→ Stated goal
Search the material for the string "streak", then return every line where it is found.

|---|

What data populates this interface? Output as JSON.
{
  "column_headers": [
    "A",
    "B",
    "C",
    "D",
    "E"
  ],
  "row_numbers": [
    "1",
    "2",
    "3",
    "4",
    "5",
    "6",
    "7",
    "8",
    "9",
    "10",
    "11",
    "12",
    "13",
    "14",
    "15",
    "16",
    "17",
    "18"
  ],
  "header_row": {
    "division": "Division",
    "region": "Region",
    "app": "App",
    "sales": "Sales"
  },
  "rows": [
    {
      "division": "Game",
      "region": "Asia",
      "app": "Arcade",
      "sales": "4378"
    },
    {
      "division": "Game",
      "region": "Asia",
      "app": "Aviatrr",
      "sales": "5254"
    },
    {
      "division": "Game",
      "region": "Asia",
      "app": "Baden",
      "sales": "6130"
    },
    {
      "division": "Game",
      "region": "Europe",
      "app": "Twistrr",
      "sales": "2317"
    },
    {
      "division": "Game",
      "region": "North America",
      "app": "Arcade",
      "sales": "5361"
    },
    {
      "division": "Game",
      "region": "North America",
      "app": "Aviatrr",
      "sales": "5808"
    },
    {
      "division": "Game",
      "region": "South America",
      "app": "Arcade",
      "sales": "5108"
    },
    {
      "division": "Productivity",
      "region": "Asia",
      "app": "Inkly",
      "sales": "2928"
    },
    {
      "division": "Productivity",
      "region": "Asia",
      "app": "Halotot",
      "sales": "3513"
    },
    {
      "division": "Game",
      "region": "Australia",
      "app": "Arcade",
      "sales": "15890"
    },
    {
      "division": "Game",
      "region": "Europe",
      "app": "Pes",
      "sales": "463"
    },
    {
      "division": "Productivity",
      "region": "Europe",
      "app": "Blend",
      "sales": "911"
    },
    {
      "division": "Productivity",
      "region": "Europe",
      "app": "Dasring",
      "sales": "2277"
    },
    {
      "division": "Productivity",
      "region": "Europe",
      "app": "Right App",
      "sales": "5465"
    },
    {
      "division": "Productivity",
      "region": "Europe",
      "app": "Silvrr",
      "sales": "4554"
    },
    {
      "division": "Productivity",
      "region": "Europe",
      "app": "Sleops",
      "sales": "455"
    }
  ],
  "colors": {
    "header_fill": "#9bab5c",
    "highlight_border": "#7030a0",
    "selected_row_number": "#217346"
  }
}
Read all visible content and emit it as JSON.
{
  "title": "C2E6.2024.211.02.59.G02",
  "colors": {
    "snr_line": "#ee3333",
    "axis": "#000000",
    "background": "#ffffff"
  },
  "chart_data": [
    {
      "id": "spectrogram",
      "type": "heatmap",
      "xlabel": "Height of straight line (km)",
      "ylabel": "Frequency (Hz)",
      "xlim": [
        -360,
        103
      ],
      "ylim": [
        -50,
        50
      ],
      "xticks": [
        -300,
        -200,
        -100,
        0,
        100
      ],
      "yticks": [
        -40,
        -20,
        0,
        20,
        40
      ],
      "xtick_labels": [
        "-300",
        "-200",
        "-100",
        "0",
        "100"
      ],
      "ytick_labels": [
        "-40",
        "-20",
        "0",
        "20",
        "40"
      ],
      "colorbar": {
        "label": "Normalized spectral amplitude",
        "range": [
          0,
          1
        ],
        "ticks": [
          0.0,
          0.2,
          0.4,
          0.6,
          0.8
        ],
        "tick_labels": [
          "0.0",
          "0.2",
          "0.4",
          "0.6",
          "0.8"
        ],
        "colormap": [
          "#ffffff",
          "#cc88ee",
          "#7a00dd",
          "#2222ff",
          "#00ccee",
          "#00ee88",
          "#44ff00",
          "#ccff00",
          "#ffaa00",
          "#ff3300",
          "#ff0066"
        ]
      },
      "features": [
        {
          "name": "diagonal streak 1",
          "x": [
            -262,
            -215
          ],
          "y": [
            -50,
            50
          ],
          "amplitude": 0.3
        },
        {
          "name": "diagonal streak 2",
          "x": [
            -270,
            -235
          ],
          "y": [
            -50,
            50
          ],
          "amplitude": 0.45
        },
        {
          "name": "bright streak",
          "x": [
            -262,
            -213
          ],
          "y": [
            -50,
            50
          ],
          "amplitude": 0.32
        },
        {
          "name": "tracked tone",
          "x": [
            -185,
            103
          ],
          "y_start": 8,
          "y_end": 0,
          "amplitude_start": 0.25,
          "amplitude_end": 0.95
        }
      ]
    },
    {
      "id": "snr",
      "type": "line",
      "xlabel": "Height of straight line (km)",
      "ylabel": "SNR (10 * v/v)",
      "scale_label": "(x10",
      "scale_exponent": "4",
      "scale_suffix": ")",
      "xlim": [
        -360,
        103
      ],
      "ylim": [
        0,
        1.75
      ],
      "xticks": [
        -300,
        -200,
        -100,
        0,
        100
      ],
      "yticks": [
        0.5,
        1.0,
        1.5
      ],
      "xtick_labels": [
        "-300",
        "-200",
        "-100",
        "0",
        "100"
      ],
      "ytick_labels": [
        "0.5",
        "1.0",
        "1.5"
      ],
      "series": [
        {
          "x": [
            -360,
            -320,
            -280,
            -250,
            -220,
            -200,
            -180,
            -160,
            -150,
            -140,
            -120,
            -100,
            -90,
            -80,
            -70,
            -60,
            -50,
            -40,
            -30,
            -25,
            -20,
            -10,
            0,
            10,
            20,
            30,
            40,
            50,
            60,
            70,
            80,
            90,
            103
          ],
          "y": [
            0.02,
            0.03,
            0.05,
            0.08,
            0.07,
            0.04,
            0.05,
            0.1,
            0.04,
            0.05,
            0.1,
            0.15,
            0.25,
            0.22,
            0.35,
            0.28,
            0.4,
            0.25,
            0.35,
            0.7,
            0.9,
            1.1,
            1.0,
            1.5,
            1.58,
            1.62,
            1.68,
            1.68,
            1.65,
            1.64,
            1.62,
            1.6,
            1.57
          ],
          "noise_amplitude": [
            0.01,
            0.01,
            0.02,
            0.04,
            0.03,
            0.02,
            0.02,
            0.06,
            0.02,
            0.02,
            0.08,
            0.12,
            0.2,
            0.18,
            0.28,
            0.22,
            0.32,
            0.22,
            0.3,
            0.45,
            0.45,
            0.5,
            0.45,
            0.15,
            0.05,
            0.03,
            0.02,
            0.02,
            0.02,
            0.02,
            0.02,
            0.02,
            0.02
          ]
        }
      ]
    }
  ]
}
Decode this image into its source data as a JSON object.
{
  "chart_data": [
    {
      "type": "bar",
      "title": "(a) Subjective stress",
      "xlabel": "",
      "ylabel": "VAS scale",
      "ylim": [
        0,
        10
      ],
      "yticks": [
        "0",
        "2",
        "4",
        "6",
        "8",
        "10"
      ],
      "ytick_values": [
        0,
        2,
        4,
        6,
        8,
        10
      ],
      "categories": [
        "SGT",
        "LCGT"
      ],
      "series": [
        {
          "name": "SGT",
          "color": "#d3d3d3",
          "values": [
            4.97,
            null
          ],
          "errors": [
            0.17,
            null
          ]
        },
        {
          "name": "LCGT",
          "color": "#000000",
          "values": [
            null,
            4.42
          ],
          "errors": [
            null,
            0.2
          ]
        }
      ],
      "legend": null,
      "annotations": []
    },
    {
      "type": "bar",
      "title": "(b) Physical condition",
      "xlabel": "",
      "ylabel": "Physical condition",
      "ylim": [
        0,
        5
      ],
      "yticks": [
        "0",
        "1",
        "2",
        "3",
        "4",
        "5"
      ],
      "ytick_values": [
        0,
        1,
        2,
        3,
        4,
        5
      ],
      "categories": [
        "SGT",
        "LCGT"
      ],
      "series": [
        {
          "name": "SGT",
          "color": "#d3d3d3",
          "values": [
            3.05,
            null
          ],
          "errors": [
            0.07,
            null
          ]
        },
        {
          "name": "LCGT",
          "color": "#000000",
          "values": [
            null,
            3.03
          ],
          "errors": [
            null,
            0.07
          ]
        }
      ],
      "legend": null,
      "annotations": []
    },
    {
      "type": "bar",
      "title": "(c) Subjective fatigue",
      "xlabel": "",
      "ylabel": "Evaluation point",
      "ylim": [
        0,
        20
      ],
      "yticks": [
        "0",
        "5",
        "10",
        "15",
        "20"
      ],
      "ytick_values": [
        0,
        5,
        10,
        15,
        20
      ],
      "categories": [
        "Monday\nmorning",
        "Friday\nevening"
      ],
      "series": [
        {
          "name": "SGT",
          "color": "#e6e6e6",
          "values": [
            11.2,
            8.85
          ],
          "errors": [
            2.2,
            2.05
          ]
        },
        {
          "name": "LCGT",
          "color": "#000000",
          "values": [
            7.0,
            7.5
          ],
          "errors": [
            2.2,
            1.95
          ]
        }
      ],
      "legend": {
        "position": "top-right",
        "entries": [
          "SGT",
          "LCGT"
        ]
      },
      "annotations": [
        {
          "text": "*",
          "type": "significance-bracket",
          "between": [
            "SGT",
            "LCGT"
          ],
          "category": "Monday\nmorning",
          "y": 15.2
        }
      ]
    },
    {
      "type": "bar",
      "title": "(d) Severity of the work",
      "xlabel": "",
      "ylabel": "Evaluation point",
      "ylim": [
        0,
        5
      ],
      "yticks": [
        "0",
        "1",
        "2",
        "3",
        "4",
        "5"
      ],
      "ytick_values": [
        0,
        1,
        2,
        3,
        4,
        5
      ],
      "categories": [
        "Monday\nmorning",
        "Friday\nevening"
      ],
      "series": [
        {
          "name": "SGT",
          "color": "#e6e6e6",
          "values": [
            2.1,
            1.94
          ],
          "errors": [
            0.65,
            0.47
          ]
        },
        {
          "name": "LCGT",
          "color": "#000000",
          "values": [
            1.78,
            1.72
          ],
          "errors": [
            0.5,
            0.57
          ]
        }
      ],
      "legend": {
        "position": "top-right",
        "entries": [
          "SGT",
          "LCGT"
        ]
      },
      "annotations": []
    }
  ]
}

|---|

→ Answer for the task
          "name": "diagonal streak 1",
          "name": "diagonal streak 2",
          "name": "bright streak",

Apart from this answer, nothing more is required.